REQUIREMENT 1:
Before the text and the items, copy the part of the Secretariat news passage running from "What's New from the Secretariat September" up to and including "new school term." word for word.
REQUIREMENT 2:
Continue the Secretariat news passage about the graduate student fieldwork workshop from the point where it stops.

EXERCISE PASSAGE:
=== Begin Enclosure ===
What's New from the Secretariat September
2004

The first "What's New from the Secretariat" was issued in September last year, and the IAS-INFOM eNewsletter began in October, so we are now celebrating their first anniversary.

The first Executive Committee meeting after the summer vacation was held on September 21. The Center for Southeast Asia Studies (CSEAS) had a faculty meeting this week, and the Graduate School of Asian and African Area Studies (ASAFAS) a faculty meeting the week before, so the gears are finally shifting away from summer vacation and into the new school term.

The meeting began with a report on the impending graduate student workshop, which is scheduled to be held at the end of next month. During the summer vacation, the Workshop Organizing Committee made up of graduate students and young faculty members continued its work, and set the concrete contents of the workshop. The overall title will be "Kyoto Workshop: 'Spinning from Fieldwork -- Process of Discovery and Analysis.'" Generally up to now, the "results" of fieldwork have been a frequent topic of discussion and academic writings, but not so much the "actual state" of fieldwork. At the planned workshop, 17 graduate students and young faculty members who have recently returned from fieldwork, and who are currently compiling their research results, will conduct discussions in seven sessions, including a special session, dealing with the methods, potential and limitations of fieldwork. The special features of this workshop are that the graduate students and young faculty members planned it themselves based on the confusion and questions they faced, and the awareness they acquired in their own fieldwork, and that rather than emphasizing "just sitting and listening to lectures" or "listening to other people's experience," they are placing weight on exchanges of opinion and debates among the participants from both inside and outside Kyoto University.
=== End Enclosure ===
DATA EXTRACT:
=== Begin Enclosure ===
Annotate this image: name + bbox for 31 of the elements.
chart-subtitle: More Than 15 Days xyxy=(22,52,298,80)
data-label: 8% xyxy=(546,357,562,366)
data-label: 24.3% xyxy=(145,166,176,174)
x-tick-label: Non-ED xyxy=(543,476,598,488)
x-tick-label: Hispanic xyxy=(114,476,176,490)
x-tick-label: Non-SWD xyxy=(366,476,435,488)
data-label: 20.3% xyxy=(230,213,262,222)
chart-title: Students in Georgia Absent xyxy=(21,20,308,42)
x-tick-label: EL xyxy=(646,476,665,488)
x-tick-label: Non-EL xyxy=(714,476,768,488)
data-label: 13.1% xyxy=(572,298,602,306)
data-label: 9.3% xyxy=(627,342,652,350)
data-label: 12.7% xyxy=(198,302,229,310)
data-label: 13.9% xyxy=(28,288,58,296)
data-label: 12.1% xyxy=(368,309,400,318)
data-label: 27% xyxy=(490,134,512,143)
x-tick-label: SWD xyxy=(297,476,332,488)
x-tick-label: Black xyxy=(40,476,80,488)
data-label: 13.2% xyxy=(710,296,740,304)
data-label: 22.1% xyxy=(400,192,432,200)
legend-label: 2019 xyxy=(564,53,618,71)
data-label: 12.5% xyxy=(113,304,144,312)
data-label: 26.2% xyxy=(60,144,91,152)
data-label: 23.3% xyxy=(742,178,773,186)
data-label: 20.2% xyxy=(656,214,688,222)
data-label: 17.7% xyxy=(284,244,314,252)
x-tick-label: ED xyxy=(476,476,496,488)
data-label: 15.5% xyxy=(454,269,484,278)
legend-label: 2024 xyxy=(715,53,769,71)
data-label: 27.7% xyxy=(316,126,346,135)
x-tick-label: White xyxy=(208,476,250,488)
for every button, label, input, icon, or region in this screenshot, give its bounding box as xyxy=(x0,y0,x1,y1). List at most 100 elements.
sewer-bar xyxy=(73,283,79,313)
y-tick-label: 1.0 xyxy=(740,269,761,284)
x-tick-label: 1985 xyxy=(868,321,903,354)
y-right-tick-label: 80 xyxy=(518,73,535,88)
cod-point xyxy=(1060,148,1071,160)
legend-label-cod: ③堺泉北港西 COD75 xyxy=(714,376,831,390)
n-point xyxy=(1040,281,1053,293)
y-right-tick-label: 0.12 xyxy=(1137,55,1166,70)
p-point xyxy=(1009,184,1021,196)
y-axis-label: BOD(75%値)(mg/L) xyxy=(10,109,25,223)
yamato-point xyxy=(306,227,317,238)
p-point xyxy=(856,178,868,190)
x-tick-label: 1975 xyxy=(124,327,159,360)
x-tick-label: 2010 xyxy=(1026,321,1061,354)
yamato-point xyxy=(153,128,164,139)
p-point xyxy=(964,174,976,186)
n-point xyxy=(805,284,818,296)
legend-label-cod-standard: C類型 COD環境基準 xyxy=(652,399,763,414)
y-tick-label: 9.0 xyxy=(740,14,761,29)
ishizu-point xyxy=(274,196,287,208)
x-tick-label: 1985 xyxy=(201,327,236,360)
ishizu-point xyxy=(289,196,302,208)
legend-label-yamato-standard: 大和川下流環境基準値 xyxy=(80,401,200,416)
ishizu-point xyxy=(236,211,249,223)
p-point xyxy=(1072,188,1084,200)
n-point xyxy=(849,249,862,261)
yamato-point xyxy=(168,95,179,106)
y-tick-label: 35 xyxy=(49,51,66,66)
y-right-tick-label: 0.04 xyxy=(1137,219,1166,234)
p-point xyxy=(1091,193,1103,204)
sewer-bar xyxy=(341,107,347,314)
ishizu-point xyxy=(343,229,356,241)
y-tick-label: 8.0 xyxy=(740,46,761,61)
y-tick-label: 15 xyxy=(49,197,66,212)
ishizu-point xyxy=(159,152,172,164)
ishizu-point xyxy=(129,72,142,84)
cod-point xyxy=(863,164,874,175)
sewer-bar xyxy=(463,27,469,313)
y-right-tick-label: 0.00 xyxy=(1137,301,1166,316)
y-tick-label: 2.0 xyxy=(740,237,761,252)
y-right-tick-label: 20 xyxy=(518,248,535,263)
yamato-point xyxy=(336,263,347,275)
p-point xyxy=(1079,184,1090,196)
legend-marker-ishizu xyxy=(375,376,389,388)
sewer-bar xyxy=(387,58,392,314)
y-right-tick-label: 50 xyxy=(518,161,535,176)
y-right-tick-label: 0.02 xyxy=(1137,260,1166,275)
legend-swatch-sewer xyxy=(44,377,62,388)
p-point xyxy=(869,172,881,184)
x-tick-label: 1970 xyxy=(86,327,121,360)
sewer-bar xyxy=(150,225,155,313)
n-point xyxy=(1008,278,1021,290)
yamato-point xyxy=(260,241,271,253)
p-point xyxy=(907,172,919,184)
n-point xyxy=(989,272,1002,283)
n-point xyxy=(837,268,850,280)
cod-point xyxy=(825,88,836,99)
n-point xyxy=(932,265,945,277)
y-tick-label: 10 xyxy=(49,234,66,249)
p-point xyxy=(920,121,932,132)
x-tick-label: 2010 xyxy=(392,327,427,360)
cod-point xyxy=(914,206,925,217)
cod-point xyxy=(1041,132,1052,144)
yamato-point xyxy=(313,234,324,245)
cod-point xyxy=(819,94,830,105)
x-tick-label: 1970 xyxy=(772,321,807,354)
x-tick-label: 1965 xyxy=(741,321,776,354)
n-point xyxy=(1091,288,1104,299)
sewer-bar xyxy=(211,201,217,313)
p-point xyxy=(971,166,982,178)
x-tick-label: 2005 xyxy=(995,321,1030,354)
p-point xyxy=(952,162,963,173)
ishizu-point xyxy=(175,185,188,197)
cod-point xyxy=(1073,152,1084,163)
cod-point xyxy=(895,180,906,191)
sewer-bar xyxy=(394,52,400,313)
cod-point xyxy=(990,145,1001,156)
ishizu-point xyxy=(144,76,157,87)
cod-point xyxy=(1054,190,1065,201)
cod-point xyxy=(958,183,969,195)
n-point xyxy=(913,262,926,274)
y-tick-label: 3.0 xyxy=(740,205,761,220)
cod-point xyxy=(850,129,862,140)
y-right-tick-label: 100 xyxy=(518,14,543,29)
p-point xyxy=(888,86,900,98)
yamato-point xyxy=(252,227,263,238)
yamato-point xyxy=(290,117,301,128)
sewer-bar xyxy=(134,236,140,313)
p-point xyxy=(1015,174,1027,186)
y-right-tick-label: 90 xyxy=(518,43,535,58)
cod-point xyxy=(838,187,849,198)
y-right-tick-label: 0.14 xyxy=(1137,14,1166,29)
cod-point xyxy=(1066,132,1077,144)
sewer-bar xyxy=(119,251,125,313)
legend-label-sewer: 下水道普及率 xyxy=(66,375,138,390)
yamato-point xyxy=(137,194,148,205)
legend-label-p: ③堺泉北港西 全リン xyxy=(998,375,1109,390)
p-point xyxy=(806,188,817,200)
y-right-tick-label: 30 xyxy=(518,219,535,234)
=== End Enclosure ===
ANSWER AREA 1:
What's New from the Secretariat September
2004

The first "What's New from the Secretariat" was issued in September last year, and the IAS-INFOM eNewsletter began in October, so we are now celebrating their first anniversary.

The first Executive Committee meeting after the summer vacation was held on September 21. The Center for Southeast Asia Studies (CSEAS) had a faculty meeting this week, and the Graduate School of Asian and African Area Studies (ASAFAS) a faculty meeting the week before, so the gears are finally shifting away from summer vacation and into the new school term.

ANSWER AREA 2:
For details on the workshop, see: http://areainfo.asafas.kyoto-u.ac.jp/japan/fsws/2004_kyoto/20041030.html (the notice is only in Japanese). There are also plans for special lectures by Professors SATO Ikuya ( Hitotsubashi University ) and Professor MATSUDA Motoji ( Kyoto University ).

There was a report from the Field Station Section on the results of recruitment of students to be dispatched to the FSs in the latter half of FY2004 and on the screening process that they will go through. It was proposed that the final selection be done by a meeting of all FSs on October 5, with this decision being confirmed post facto by the Executive Committee meeting on October 21, and the proposal was approved. It was projected that there would be no need for any extra budget because the number of applying students was not as large as expected, so the staff of the Secretariats felt quite relieved.

From the Network Section, it was reported that the work for ASCOM groupware is going well, that an explanatory meeting will be held soon, and that an English version of the eNewsletter will be launched as early as this month. The Network Section will likely have to surmount many obstacles in this endeavor, as the English version will entail more difficulties than the Japanese one, such as the delivery format.

The Public Relations Section reported that work on the website had continued through the summer vacation. This work included uploading various items, setting links, and considering frameworks for the provision of new information. The most important task was the complete rearrangement of the items on the top page of the Japanese website. Up until now, the main focus has been to introduce the activities of the 21st Century COE Program. Our tasks ahead are to determine how to make sure that the website does not finish its function after the end of the Program at the end of FY2006, but continues to be linked to the future of ASAFAS and CSEAS. It was reported that the top page would be provisionally reviewed before long, based on a concept that prompts people interested in fieldwork to look through the rest of the site. We are already looking forward to seeing how it will turn out.

There were two important agenda items this month. The first was the use of the 6.55 million yen returned to the Program because other budget was appropriated, as discussed at the Executive Committee meeting in July. Following various discussions, it was decided to use the funds to collect books for Southeast Asian studies, gather materials related to South Asia, and create a database of periodicals in Arabic. A decision was also made to provide assistance for the production of an illustrated book of Vietnamese seaweeds titled The Common Marine Plants of Southern Vietnam, as requested by the Vietnam FS. The remaining 550,000 yen will be placed into the reserve fund of the Secretariat.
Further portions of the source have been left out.